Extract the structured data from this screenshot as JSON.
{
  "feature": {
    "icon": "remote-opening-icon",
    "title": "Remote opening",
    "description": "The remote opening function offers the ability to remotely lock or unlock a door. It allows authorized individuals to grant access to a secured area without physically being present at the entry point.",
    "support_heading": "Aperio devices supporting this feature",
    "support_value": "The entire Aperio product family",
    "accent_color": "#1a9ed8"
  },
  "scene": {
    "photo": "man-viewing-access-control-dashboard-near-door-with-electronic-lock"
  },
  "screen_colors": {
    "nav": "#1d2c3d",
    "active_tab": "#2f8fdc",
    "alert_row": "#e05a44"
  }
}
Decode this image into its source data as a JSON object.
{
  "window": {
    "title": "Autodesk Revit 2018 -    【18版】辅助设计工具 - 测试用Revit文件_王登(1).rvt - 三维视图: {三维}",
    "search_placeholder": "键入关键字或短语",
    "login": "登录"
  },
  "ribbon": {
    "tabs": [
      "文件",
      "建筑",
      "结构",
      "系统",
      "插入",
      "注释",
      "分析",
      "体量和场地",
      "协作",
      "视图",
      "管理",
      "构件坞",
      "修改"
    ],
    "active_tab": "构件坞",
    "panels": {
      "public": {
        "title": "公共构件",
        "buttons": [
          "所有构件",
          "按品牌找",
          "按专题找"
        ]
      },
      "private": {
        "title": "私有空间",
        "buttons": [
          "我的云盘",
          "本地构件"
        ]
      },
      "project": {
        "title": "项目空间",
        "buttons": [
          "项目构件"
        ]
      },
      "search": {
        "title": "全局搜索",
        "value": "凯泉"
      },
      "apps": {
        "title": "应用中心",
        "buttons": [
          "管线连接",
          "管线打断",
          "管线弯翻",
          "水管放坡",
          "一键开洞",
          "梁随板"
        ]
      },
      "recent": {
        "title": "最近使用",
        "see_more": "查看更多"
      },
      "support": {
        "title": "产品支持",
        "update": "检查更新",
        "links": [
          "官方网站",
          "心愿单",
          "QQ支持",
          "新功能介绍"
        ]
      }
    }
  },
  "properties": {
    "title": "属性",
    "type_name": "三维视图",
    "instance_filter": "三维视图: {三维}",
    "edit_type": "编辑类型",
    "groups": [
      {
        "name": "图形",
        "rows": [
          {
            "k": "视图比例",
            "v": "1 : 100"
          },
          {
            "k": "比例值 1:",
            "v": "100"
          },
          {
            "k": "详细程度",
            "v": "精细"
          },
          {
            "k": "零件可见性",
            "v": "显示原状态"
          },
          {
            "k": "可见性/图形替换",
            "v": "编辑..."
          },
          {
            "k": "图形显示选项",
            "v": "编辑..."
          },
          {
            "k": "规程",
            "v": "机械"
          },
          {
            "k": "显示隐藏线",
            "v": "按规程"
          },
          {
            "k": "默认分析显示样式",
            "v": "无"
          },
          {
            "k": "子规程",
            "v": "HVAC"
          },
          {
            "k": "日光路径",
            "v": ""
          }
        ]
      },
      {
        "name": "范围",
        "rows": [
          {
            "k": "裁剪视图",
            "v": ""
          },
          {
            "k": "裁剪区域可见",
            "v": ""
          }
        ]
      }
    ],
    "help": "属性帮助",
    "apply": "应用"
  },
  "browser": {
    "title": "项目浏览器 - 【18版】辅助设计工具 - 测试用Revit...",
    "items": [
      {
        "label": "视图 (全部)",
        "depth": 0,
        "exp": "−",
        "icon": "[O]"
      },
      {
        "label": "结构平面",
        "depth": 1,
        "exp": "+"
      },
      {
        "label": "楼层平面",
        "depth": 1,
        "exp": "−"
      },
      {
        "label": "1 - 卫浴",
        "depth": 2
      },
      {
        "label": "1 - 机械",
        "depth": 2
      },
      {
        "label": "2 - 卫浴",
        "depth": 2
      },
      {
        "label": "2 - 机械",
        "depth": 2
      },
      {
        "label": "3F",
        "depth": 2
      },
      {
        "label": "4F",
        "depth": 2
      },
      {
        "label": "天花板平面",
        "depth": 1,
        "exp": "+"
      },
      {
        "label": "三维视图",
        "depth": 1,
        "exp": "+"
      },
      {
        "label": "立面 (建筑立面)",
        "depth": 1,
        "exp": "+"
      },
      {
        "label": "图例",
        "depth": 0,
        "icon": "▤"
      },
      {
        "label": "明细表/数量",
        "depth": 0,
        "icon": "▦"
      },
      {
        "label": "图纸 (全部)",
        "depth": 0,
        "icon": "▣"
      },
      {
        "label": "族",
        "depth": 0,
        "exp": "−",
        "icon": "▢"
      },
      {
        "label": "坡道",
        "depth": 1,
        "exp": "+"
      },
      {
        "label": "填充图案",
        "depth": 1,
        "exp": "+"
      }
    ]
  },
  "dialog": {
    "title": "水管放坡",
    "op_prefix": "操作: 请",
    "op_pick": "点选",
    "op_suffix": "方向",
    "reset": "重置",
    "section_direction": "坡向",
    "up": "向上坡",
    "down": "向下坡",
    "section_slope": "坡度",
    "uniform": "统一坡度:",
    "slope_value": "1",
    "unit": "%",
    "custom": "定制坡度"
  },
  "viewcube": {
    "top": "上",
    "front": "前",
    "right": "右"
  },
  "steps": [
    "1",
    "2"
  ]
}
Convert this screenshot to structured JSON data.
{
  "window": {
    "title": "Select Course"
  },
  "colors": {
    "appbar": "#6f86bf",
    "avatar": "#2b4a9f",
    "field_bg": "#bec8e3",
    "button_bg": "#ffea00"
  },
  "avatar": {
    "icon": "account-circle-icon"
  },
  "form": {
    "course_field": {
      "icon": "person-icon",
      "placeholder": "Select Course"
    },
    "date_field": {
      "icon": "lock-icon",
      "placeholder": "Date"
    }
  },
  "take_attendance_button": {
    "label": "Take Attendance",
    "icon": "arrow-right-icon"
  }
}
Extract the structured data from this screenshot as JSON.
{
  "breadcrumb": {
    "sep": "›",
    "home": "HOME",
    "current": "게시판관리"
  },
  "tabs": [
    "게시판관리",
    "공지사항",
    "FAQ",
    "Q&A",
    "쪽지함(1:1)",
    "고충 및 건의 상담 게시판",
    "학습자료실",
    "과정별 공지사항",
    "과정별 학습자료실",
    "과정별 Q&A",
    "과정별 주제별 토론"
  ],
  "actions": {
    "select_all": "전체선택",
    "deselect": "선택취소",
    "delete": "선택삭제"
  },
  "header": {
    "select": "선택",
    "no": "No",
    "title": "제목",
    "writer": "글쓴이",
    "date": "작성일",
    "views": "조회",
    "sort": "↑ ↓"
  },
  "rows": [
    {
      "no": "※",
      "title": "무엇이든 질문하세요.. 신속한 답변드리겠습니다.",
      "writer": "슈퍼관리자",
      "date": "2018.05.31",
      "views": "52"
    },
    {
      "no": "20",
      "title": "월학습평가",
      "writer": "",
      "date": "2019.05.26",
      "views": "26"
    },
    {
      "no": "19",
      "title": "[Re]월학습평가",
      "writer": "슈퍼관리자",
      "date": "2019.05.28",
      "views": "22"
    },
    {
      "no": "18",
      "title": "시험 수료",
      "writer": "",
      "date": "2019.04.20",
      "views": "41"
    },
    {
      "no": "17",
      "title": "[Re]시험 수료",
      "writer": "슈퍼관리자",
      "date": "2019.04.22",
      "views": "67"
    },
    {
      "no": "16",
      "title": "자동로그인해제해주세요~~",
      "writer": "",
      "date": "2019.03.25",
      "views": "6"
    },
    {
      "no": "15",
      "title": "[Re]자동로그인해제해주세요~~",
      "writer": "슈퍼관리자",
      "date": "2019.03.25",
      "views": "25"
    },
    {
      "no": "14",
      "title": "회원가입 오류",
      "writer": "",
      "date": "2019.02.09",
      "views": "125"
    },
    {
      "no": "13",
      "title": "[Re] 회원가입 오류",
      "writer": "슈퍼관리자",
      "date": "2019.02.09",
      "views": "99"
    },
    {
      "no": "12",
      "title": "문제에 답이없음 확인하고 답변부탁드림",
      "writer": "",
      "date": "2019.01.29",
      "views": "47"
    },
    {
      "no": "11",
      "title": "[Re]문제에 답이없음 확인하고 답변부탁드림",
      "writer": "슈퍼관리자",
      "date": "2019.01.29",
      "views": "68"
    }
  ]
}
+++
* [Problem to solve]
Pick out all the lines with the word "access" in them and copy them.

* [Task response]
    "description": "The remote opening function offers the ability to remotely lock or unlock a door. It allows authorized individuals to grant access to a secured area without physically being present at the entry point.",
    "photo": "man-viewing-access-control-dashboard-near-door-with-electronic-lock"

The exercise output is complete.